[PROBLEM TO WORK ON] Retype all of the rows below, keeping every character unchanged.

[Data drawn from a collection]
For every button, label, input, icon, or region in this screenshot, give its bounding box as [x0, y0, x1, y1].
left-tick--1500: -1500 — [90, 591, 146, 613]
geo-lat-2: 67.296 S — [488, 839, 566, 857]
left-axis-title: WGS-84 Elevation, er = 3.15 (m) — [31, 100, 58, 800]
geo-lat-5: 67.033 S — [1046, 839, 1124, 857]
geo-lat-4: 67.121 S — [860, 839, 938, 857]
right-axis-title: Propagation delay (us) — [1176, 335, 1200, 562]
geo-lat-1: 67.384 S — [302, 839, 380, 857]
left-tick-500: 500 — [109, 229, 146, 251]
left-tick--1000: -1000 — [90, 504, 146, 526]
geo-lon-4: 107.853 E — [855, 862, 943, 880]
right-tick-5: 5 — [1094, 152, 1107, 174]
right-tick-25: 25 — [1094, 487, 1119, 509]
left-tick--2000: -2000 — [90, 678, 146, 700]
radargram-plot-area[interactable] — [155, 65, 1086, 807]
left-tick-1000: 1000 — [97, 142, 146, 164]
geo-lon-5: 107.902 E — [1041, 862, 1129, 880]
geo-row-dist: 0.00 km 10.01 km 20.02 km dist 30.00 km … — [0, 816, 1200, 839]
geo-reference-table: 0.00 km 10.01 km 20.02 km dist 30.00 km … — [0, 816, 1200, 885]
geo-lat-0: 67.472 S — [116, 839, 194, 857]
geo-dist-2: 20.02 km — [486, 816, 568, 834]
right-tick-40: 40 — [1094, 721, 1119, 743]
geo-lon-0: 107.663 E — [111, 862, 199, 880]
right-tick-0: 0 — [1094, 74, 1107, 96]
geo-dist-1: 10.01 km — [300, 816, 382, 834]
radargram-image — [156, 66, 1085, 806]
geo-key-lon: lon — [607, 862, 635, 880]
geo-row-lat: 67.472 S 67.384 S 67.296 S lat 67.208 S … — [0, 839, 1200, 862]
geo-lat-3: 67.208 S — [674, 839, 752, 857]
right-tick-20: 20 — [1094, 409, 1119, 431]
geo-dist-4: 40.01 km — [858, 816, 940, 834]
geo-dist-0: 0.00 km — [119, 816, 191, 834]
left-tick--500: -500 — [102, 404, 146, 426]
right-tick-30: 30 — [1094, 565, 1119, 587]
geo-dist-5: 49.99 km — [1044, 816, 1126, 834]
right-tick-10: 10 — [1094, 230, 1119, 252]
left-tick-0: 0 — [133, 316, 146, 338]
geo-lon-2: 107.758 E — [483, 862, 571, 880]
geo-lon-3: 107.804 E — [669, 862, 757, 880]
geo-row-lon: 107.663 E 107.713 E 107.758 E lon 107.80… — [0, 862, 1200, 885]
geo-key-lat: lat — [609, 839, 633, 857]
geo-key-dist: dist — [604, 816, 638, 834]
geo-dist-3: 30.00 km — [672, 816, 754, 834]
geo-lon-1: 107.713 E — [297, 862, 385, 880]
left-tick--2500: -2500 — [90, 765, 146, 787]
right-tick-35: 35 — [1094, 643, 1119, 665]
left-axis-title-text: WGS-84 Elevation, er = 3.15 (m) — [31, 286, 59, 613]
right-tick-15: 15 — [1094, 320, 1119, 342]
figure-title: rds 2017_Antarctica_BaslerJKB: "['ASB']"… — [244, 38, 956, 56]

[SOLUTION FOR THIS PROBLEM]
For every button, label, input, icon, or region in this screenshot, give its bounding box as [x0, y0, x1, y1].
left-tick--1500: -1500 — [90, 591, 146, 613]
geo-lat-2: 67.296 S — [488, 839, 566, 857]
left-axis-title: WGS-84 Elevation, er = 3.15 (m) — [31, 100, 58, 800]
geo-lat-5: 67.033 S — [1046, 839, 1124, 857]
geo-lat-4: 67.121 S — [860, 839, 938, 857]
right-axis-title: Propagation delay (us) — [1176, 335, 1200, 562]
geo-lat-1: 67.384 S — [302, 839, 380, 857]
left-tick-500: 500 — [109, 229, 146, 251]
left-tick--1000: -1000 — [90, 504, 146, 526]
geo-lon-4: 107.853 E — [855, 862, 943, 880]
right-tick-5: 5 — [1094, 152, 1107, 174]
right-tick-25: 25 — [1094, 487, 1119, 509]
left-tick--2000: -2000 — [90, 678, 146, 700]
radargram-plot-area[interactable] — [155, 65, 1086, 807]
left-tick-1000: 1000 — [97, 142, 146, 164]
geo-lon-5: 107.902 E — [1041, 862, 1129, 880]
geo-row-dist: 0.00 km 10.01 km 20.02 km dist 30.00 km … — [0, 816, 1200, 839]
geo-reference-table: 0.00 km 10.01 km 20.02 km dist 30.00 km … — [0, 816, 1200, 885]
geo-lat-0: 67.472 S — [116, 839, 194, 857]
geo-dist-2: 20.02 km — [486, 816, 568, 834]
right-tick-40: 40 — [1094, 721, 1119, 743]
geo-lon-0: 107.663 E — [111, 862, 199, 880]
right-tick-0: 0 — [1094, 74, 1107, 96]
geo-dist-1: 10.01 km — [300, 816, 382, 834]
radargram-image — [156, 66, 1085, 806]
geo-key-lon: lon — [607, 862, 635, 880]
geo-row-lat: 67.472 S 67.384 S 67.296 S lat 67.208 S … — [0, 839, 1200, 862]
geo-lat-3: 67.208 S — [674, 839, 752, 857]
right-tick-20: 20 — [1094, 409, 1119, 431]
geo-dist-4: 40.01 km — [858, 816, 940, 834]
geo-dist-0: 0.00 km — [119, 816, 191, 834]
left-tick--500: -500 — [102, 404, 146, 426]
right-tick-30: 30 — [1094, 565, 1119, 587]
geo-dist-5: 49.99 km — [1044, 816, 1126, 834]
right-tick-10: 10 — [1094, 230, 1119, 252]
left-tick-0: 0 — [133, 316, 146, 338]
geo-lon-2: 107.758 E — [483, 862, 571, 880]
geo-lon-3: 107.804 E — [669, 862, 757, 880]
geo-row-lon: 107.663 E 107.713 E 107.758 E lon 107.80… — [0, 862, 1200, 885]
geo-key-lat: lat — [609, 839, 633, 857]
geo-key-dist: dist — [604, 816, 638, 834]
geo-dist-3: 30.00 km — [672, 816, 754, 834]
geo-lon-1: 107.713 E — [297, 862, 385, 880]
left-tick--2500: -2500 — [90, 765, 146, 787]
right-tick-35: 35 — [1094, 643, 1119, 665]
left-axis-title-text: WGS-84 Elevation, er = 3.15 (m) — [31, 286, 59, 613]
right-tick-15: 15 — [1094, 320, 1119, 342]
figure-title: rds 2017_Antarctica_BaslerJKB: "['ASB']"… — [244, 38, 956, 56]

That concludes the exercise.